*Exercise directions:*
Scan the entries below. List each line with "clubs".

*Supplied material:*
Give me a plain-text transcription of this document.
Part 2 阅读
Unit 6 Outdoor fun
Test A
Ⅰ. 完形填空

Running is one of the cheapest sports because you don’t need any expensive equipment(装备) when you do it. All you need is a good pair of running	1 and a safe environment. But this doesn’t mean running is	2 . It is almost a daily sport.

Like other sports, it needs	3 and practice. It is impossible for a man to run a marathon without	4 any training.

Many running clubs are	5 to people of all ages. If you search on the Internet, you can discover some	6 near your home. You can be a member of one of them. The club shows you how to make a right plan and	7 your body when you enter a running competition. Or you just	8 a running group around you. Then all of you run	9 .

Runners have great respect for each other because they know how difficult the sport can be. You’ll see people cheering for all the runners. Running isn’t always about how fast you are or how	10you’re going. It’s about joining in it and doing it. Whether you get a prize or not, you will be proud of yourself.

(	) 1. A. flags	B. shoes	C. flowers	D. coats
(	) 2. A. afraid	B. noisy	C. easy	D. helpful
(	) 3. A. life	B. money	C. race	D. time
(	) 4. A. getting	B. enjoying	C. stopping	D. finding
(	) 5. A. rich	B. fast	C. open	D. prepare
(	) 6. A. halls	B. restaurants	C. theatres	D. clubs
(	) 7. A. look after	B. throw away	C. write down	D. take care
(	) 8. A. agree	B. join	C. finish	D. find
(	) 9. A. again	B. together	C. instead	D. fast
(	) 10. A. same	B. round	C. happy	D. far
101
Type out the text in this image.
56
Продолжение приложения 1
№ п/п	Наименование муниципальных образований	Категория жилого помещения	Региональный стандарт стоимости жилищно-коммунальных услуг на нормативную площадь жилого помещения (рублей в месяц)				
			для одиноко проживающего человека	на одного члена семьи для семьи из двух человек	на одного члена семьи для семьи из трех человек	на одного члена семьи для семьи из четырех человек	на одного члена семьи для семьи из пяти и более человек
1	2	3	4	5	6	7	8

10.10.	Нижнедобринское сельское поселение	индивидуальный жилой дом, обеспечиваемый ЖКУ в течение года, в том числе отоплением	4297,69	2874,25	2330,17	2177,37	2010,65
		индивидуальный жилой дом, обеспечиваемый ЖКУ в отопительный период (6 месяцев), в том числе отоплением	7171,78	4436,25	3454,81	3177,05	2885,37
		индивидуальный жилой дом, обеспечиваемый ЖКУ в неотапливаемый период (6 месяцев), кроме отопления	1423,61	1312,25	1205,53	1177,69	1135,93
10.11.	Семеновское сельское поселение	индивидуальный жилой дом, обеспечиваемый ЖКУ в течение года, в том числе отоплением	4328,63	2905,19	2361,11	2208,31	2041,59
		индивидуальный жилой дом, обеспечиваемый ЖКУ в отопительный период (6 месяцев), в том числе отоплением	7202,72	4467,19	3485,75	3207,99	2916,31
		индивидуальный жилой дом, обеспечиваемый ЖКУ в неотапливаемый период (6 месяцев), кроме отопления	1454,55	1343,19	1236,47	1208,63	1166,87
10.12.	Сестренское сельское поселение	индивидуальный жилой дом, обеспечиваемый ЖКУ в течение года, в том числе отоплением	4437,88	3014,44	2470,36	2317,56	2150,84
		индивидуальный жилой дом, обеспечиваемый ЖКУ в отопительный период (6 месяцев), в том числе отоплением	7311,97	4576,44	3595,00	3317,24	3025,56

*Exercise result:*
Many running clubs are	5 to people of all ages. If you search on the Internet, you can discover some	6 near your home. You can be a member of one of them. The club shows you how to make a right plan and	7 your body when you enter a running competition. Or you just	8 a running group around you. Then all of you run	9 .
(	) 6. A. halls	B. restaurants	C. theatres	D. clubs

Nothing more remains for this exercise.